• **Lesetext**:

————

Wie fern ist der Stern?
    Wie bestimmen Astronomen Entfernungen?

Astronomen berichten hemmungslos über gigantische Entfernungen und über die riesigen Dimensionen des Universums. Wie sieht deren Zollstock aus? Wie kommen Astronomen dazu, mit großer Sicherheit über solche Entfernungen zu sprechen?

Klaas S. de Boer     Argelander Institut für Astronomie, Univ. Bonn

Galilei und die Parallaxe

Galileo entdeckte 1609 die großen Monde von Jupiter, sowie die Tatsache, dass sie Jupiter in einem regelmäßigen Rhythmus umrunden. Dies gab einen riesigen Anschub für die Vorstellung, dass die Erde um die Sonne kreist (und nicht umgekehrt) und dass die Sonne im Zentrum des Planetensystems steht. (Diese Entdeckung mit dem gerade entwickelten Teleskop war der Grund, 2009 zum Jahr der Astronomie auszurufen.)

Mit der Sonne im Zentrum und der Erde auf ihrer Umlaufbahn wird ein Stern, von der Erde aus gesehen, im Laufe des Jahres in unterschiedlicher Richtung zu finden sein. Das eröffnet die Möglichkeit, die bei der Landvermessung benutzte Methode zur geometrischen Bestimmung der Entfernung eines Objekts einzusetzen. Man peilt ein Objekt an, stellt die Richtung fest, bewegt sich über eine genau messbare Entfernung weiter, peilt das Objekt mit seiner nun anderen Richtung noch einmal an, und benutzt die Geometrie des Dreiecks um die Entfernung zu berechnen. Diese ist die Methode zur Bestimmung der parallaktischen Entfernung.

————

• **Koordinatendaten zum Layout**:
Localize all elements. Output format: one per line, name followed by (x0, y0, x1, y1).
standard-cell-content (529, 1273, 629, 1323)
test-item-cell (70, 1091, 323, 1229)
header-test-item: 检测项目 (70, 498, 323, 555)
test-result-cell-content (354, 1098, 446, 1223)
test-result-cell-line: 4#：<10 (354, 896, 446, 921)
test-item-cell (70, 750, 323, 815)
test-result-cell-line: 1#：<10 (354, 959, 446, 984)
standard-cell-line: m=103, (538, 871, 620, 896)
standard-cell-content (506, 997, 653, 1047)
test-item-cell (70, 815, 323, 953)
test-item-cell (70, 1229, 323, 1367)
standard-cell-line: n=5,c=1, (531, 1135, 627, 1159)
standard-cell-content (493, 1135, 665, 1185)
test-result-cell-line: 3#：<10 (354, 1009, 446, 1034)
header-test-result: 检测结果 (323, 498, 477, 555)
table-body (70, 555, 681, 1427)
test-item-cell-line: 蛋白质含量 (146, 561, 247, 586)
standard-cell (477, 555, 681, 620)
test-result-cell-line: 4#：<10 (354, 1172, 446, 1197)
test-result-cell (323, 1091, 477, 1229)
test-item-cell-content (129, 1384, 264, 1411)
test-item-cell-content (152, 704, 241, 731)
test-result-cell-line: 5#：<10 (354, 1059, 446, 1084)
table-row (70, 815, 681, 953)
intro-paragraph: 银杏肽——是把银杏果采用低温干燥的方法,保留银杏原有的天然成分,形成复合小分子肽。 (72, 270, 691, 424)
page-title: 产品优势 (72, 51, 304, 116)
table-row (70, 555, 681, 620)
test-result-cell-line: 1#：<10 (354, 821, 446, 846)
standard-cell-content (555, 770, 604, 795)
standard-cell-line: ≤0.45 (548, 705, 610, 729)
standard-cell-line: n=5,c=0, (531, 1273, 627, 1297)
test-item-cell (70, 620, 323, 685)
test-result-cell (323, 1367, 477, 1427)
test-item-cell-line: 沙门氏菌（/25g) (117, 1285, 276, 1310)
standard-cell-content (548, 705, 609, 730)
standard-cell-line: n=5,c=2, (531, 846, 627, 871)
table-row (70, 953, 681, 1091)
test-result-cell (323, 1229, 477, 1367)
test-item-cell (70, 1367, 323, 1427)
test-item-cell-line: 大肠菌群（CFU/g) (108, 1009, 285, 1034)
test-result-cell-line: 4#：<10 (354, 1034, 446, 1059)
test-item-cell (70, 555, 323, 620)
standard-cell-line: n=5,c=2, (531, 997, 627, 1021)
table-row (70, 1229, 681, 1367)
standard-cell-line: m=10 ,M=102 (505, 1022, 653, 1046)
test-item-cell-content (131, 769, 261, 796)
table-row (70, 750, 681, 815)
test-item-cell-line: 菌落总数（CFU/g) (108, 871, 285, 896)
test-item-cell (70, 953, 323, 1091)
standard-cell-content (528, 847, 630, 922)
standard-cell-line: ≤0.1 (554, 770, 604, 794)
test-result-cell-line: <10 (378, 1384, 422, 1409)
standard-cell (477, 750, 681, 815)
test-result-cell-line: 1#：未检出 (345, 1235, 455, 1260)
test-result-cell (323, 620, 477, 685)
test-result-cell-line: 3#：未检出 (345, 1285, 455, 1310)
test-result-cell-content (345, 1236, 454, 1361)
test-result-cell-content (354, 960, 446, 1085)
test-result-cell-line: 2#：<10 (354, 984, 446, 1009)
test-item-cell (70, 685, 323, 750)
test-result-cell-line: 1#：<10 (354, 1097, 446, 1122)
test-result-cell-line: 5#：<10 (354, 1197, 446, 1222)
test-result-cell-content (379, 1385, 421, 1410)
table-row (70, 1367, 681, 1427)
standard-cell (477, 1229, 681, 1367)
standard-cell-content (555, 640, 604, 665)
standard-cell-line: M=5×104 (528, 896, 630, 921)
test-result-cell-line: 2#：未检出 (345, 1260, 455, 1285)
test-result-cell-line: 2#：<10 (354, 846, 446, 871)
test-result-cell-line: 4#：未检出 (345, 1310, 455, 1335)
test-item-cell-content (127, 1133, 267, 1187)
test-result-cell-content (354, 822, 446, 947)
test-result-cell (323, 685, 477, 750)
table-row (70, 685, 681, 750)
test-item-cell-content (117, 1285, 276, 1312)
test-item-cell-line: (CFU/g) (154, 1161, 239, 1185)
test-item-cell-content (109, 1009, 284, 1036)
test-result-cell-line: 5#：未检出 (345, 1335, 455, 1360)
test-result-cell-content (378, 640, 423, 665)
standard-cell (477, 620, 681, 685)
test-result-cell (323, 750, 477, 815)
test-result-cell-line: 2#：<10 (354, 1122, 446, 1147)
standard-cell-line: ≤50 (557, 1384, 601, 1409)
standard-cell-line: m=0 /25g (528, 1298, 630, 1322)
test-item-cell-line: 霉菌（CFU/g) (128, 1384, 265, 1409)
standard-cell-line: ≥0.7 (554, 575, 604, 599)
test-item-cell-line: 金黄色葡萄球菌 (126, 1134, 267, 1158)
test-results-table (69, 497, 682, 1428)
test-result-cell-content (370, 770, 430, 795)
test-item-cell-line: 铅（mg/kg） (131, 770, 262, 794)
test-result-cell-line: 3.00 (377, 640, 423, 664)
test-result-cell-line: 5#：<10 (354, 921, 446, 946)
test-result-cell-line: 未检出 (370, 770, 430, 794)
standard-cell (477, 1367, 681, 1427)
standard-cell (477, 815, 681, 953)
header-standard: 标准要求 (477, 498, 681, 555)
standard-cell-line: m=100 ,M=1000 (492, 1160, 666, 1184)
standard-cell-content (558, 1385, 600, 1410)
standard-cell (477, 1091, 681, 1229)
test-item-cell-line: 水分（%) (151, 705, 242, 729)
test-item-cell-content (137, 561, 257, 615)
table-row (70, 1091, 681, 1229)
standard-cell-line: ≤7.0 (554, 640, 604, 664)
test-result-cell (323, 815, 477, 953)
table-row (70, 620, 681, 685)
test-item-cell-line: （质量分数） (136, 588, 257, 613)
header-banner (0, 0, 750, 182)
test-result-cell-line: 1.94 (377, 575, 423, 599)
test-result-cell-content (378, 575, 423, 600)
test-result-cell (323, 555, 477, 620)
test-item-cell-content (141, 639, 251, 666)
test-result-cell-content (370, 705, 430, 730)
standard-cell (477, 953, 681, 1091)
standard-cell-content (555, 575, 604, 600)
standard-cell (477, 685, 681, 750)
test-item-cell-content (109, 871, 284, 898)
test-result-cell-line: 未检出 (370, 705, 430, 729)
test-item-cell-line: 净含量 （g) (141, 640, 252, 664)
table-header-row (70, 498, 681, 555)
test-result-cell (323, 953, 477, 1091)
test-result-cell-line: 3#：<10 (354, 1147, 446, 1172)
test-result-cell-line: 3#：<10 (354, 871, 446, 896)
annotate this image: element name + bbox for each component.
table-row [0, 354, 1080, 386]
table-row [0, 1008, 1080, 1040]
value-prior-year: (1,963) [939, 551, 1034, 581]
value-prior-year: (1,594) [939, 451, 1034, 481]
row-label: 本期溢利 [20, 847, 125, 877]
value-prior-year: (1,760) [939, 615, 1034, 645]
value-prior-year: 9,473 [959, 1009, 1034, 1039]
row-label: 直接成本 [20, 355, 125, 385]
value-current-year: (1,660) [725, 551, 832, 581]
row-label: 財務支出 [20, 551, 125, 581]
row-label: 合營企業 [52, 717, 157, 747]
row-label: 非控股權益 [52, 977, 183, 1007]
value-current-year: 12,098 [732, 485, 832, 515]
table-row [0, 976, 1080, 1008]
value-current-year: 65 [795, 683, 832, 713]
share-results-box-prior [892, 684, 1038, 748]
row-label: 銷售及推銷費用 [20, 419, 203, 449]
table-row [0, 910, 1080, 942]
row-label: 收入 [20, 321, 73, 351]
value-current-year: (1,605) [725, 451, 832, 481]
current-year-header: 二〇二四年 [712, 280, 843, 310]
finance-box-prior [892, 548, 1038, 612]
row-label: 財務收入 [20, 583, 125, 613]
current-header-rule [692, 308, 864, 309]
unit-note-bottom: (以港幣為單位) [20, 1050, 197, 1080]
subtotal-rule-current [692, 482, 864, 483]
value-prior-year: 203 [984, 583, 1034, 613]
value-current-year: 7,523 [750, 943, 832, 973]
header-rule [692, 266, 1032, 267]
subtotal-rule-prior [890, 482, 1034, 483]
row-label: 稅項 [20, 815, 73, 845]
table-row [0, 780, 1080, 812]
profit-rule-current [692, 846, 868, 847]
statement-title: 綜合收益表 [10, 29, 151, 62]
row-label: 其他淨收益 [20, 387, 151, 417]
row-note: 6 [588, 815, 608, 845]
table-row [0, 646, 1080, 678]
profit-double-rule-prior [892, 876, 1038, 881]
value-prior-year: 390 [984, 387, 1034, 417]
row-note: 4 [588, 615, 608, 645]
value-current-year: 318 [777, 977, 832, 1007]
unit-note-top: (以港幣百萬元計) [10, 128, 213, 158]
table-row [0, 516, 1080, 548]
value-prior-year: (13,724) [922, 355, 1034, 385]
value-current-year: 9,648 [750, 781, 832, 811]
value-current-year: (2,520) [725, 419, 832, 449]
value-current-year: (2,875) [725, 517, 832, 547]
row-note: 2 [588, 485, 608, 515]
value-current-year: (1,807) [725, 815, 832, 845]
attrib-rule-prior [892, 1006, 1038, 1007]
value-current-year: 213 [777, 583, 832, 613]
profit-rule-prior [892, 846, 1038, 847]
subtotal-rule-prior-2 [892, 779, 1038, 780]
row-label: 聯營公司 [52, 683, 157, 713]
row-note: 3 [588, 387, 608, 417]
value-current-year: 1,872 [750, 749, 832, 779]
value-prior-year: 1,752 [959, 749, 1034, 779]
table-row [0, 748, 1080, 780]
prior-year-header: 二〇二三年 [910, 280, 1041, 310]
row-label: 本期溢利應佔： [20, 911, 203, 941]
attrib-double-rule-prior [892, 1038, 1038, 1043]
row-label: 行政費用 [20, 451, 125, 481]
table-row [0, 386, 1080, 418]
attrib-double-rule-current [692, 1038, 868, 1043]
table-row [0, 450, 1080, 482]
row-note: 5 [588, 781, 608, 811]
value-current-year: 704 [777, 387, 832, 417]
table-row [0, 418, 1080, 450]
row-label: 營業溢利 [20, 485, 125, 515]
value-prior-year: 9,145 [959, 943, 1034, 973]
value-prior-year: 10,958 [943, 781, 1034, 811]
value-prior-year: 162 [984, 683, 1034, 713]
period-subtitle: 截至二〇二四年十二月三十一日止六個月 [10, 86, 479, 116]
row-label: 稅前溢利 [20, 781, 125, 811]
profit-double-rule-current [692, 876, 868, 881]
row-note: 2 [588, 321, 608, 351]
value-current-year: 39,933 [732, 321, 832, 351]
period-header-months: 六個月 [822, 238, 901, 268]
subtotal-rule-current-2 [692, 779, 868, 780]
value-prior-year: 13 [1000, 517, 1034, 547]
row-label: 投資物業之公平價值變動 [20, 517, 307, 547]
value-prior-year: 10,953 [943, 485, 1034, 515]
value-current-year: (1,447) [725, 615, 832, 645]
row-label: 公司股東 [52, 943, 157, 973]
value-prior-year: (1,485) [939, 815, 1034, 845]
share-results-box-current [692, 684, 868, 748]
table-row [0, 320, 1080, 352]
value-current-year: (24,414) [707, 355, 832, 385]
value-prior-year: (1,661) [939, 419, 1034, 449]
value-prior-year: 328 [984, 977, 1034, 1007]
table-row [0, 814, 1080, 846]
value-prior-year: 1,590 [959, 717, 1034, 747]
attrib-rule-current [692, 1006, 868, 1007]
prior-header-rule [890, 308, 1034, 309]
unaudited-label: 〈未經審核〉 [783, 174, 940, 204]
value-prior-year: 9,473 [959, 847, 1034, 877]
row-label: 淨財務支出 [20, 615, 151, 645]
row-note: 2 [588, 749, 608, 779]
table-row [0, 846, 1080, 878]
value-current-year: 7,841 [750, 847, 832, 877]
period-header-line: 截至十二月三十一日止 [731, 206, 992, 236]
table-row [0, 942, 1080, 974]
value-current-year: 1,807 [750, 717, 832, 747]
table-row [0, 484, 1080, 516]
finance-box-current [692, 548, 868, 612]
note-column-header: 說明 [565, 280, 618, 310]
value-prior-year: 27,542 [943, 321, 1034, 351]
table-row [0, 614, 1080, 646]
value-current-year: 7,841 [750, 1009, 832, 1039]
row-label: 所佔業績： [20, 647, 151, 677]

————

• **Details zur Aufgabe**:
Führe den Text über die Entfernung der Sterne nach seinem letzten Satz weiter.

• **Antwort folgt hier**:
Sterne sind sehr weit entfernt, so weit, dass es nach Galileo noch über 200 Jahre dauerte, bis mit der parallaktischen Methode die Entfernung eines Sterns bestimmt werden konnte. Das Problem ist folgender Art.

Entfernungsbestimmung mit der halbjährlichen Parallaxe. Die Positionsänderung eines nahen Sterns wird gegen die weit entfernten Sterne im Hintergrund messbar (Winkel 2p). Die für die Berechnung notwendige Entfernung Erde-Sonne wurde aus den Bewegungen innerhalb des Sonnensytems bestimmt. Eine halbjährliche Verlagerung p um eine Bogensekunde bedeutet eine Entfernung von 1 pc (pc = parsec = Parallax-Sekunde), um 1/10 Bogensekunde bedeutet 10 pc (um so kleiner die Verlagerung, um so größer ist die Entfernung). Im Verhältnis sind die Sonne, die Erde und die Erdbahn viel zu groß dargestellt. © Bild: Autor.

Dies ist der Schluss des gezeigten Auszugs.